[Stored entries]
⁂

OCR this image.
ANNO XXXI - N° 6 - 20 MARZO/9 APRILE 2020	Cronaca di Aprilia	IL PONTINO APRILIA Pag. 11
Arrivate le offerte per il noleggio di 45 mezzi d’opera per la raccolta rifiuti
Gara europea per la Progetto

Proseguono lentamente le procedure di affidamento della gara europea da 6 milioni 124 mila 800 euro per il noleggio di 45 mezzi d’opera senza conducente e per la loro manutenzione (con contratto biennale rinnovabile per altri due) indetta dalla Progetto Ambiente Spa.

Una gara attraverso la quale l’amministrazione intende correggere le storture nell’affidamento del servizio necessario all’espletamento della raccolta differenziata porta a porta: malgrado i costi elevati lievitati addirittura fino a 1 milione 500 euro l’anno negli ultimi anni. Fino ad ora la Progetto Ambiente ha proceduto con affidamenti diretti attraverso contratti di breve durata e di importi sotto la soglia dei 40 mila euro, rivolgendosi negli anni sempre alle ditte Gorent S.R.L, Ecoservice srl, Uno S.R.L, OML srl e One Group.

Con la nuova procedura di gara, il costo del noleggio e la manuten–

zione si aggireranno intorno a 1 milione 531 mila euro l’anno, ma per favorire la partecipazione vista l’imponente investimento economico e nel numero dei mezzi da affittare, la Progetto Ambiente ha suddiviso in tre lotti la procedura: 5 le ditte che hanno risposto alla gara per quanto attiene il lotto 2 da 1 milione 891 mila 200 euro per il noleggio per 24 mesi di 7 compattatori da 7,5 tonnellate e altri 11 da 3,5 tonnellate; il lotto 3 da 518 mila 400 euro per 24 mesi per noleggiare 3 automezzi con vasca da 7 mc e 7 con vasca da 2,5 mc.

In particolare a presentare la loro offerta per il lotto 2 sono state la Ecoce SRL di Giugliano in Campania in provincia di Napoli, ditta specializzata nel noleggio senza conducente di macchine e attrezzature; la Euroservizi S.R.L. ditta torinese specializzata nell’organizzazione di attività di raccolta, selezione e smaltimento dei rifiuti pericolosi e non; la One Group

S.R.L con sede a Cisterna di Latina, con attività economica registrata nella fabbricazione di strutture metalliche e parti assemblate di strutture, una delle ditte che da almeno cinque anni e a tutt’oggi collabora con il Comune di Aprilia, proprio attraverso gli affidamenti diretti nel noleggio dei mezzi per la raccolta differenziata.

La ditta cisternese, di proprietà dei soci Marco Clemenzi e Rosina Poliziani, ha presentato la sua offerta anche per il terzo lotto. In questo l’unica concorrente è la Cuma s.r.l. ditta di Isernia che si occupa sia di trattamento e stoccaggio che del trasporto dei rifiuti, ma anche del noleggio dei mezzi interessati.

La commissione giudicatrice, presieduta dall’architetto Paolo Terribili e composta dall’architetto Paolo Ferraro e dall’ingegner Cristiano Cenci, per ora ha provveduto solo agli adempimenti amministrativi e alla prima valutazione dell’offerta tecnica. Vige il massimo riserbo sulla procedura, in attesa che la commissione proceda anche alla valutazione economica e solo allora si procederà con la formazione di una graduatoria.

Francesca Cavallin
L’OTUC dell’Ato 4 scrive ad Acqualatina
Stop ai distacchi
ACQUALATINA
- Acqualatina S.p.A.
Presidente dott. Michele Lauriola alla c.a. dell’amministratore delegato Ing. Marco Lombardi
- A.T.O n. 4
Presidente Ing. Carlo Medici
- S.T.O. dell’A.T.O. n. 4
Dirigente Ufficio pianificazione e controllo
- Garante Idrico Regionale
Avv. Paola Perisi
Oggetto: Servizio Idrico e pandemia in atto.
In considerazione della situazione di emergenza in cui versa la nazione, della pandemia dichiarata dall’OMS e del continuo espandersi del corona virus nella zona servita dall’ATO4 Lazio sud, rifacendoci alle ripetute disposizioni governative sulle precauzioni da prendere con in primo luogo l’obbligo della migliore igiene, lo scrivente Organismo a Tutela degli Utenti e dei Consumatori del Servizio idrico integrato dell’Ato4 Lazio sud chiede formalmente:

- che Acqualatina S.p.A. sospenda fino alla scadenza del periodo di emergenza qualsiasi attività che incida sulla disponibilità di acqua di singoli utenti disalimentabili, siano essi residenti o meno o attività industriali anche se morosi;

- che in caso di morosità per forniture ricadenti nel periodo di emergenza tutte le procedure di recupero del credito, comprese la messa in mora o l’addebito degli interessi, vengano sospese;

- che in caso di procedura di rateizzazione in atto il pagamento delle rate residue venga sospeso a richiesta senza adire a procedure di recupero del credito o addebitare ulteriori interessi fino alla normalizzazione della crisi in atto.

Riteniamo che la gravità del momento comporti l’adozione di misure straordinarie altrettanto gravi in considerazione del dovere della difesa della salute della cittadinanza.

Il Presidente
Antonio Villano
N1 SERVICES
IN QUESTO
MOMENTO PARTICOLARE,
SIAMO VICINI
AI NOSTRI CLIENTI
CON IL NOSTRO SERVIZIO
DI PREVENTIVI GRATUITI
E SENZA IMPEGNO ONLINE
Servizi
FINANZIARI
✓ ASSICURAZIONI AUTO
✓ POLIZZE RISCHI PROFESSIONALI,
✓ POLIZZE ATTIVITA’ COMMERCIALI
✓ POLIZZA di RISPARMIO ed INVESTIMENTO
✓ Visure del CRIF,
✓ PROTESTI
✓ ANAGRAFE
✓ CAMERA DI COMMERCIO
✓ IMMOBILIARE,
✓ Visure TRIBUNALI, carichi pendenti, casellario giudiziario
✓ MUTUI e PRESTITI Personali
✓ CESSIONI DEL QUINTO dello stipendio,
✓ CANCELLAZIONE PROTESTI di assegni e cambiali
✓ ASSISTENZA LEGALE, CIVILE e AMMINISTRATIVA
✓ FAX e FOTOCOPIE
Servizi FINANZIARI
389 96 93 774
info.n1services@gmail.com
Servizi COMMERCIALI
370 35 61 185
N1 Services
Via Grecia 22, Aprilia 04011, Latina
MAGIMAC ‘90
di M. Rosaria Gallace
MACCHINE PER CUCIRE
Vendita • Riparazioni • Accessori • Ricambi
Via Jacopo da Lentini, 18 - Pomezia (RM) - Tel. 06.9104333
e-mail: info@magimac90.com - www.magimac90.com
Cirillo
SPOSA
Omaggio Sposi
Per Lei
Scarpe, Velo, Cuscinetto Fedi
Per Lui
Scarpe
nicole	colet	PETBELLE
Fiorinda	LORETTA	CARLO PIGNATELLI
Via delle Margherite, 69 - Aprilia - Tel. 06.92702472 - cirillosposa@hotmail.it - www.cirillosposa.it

⁂

**Directions**
Every entry should be duplicated exactly as written.

**Response for this exercise**
OCR this image.
ANNO XXXI - N° 6 - 20 MARZO/9 APRILE 2020	Cronaca di Aprilia	IL PONTINO APRILIA Pag. 11
Arrivate le offerte per il noleggio di 45 mezzi d’opera per la raccolta rifiuti
Gara europea per la Progetto

Proseguono lentamente le procedure di affidamento della gara europea da 6 milioni 124 mila 800 euro per il noleggio di 45 mezzi d’opera senza conducente e per la loro manutenzione (con contratto biennale rinnovabile per altri due) indetta dalla Progetto Ambiente Spa.

Una gara attraverso la quale l’amministrazione intende correggere le storture nell’affidamento del servizio necessario all’espletamento della raccolta differenziata porta a porta: malgrado i costi elevati lievitati addirittura fino a 1 milione 500 euro l’anno negli ultimi anni. Fino ad ora la Progetto Ambiente ha proceduto con affidamenti diretti attraverso contratti di breve durata e di importi sotto la soglia dei 40 mila euro, rivolgendosi negli anni sempre alle ditte Gorent S.R.L, Ecoservice srl, Uno S.R.L, OML srl e One Group.

Con la nuova procedura di gara, il costo del noleggio e la manuten–

zione si aggireranno intorno a 1 milione 531 mila euro l’anno, ma per favorire la partecipazione vista l’imponente investimento economico e nel numero dei mezzi da affittare, la Progetto Ambiente ha suddiviso in tre lotti la procedura: 5 le ditte che hanno risposto alla gara per quanto attiene il lotto 2 da 1 milione 891 mila 200 euro per il noleggio per 24 mesi di 7 compattatori da 7,5 tonnellate e altri 11 da 3,5 tonnellate; il lotto 3 da 518 mila 400 euro per 24 mesi per noleggiare 3 automezzi con vasca da 7 mc e 7 con vasca da 2,5 mc.

In particolare a presentare la loro offerta per il lotto 2 sono state la Ecoce SRL di Giugliano in Campania in provincia di Napoli, ditta specializzata nel noleggio senza conducente di macchine e attrezzature; la Euroservizi S.R.L. ditta torinese specializzata nell’organizzazione di attività di raccolta, selezione e smaltimento dei rifiuti pericolosi e non; la One Group

S.R.L con sede a Cisterna di Latina, con attività economica registrata nella fabbricazione di strutture metalliche e parti assemblate di strutture, una delle ditte che da almeno cinque anni e a tutt’oggi collabora con il Comune di Aprilia, proprio attraverso gli affidamenti diretti nel noleggio dei mezzi per la raccolta differenziata.

La ditta cisternese, di proprietà dei soci Marco Clemenzi e Rosina Poliziani, ha presentato la sua offerta anche per il terzo lotto. In questo l’unica concorrente è la Cuma s.r.l. ditta di Isernia che si occupa sia di trattamento e stoccaggio che del trasporto dei rifiuti, ma anche del noleggio dei mezzi interessati.

La commissione giudicatrice, presieduta dall’architetto Paolo Terribili e composta dall’architetto Paolo Ferraro e dall’ingegner Cristiano Cenci, per ora ha provveduto solo agli adempimenti amministrativi e alla prima valutazione dell’offerta tecnica. Vige il massimo riserbo sulla procedura, in attesa che la commissione proceda anche alla valutazione economica e solo allora si procederà con la formazione di una graduatoria.

Francesca Cavallin
L’OTUC dell’Ato 4 scrive ad Acqualatina
Stop ai distacchi
ACQUALATINA
- Acqualatina S.p.A.
Presidente dott. Michele Lauriola alla c.a. dell’amministratore delegato Ing. Marco Lombardi
- A.T.O n. 4
Presidente Ing. Carlo Medici
- S.T.O. dell’A.T.O. n. 4
Dirigente Ufficio pianificazione e controllo
- Garante Idrico Regionale
Avv. Paola Perisi
Oggetto: Servizio Idrico e pandemia in atto.
In considerazione della situazione di emergenza in cui versa la nazione, della pandemia dichiarata dall’OMS e del continuo espandersi del corona virus nella zona servita dall’ATO4 Lazio sud, rifacendoci alle ripetute disposizioni governative sulle precauzioni da prendere con in primo luogo l’obbligo della migliore igiene, lo scrivente Organismo a Tutela degli Utenti e dei Consumatori del Servizio idrico integrato dell’Ato4 Lazio sud chiede formalmente:

- che Acqualatina S.p.A. sospenda fino alla scadenza del periodo di emergenza qualsiasi attività che incida sulla disponibilità di acqua di singoli utenti disalimentabili, siano essi residenti o meno o attività industriali anche se morosi;

- che in caso di morosità per forniture ricadenti nel periodo di emergenza tutte le procedure di recupero del credito, comprese la messa in mora o l’addebito degli interessi, vengano sospese;

- che in caso di procedura di rateizzazione in atto il pagamento delle rate residue venga sospeso a richiesta senza adire a procedure di recupero del credito o addebitare ulteriori interessi fino alla normalizzazione della crisi in atto.

Riteniamo che la gravità del momento comporti l’adozione di misure straordinarie altrettanto gravi in considerazione del dovere della difesa della salute della cittadinanza.

Il Presidente
Antonio Villano
N1 SERVICES
IN QUESTO
MOMENTO PARTICOLARE,
SIAMO VICINI
AI NOSTRI CLIENTI
CON IL NOSTRO SERVIZIO
DI PREVENTIVI GRATUITI
E SENZA IMPEGNO ONLINE
Servizi
FINANZIARI
✓ ASSICURAZIONI AUTO
✓ POLIZZE RISCHI PROFESSIONALI,
✓ POLIZZE ATTIVITA’ COMMERCIALI
✓ POLIZZA di RISPARMIO ed INVESTIMENTO
✓ Visure del CRIF,
✓ PROTESTI
✓ ANAGRAFE
✓ CAMERA DI COMMERCIO
✓ IMMOBILIARE,
✓ Visure TRIBUNALI, carichi pendenti, casellario giudiziario
✓ MUTUI e PRESTITI Personali
✓ CESSIONI DEL QUINTO dello stipendio,
✓ CANCELLAZIONE PROTESTI di assegni e cambiali
✓ ASSISTENZA LEGALE, CIVILE e AMMINISTRATIVA
✓ FAX e FOTOCOPIE
Servizi FINANZIARI
389 96 93 774
info.n1services@gmail.com
Servizi COMMERCIALI
370 35 61 185
N1 Services
Via Grecia 22, Aprilia 04011, Latina
MAGIMAC ‘90
di M. Rosaria Gallace
MACCHINE PER CUCIRE
Vendita • Riparazioni • Accessori • Ricambi
Via Jacopo da Lentini, 18 - Pomezia (RM) - Tel. 06.9104333
e-mail: info@magimac90.com - www.magimac90.com
Cirillo
SPOSA
Omaggio Sposi
Per Lei
Scarpe, Velo, Cuscinetto Fedi
Per Lui
Scarpe
nicole	colet	PETBELLE
Fiorinda	LORETTA	CARLO PIGNATELLI
Via delle Margherite, 69 - Aprilia - Tel. 06.92702472 - cirillosposa@hotmail.it - www.cirillosposa.it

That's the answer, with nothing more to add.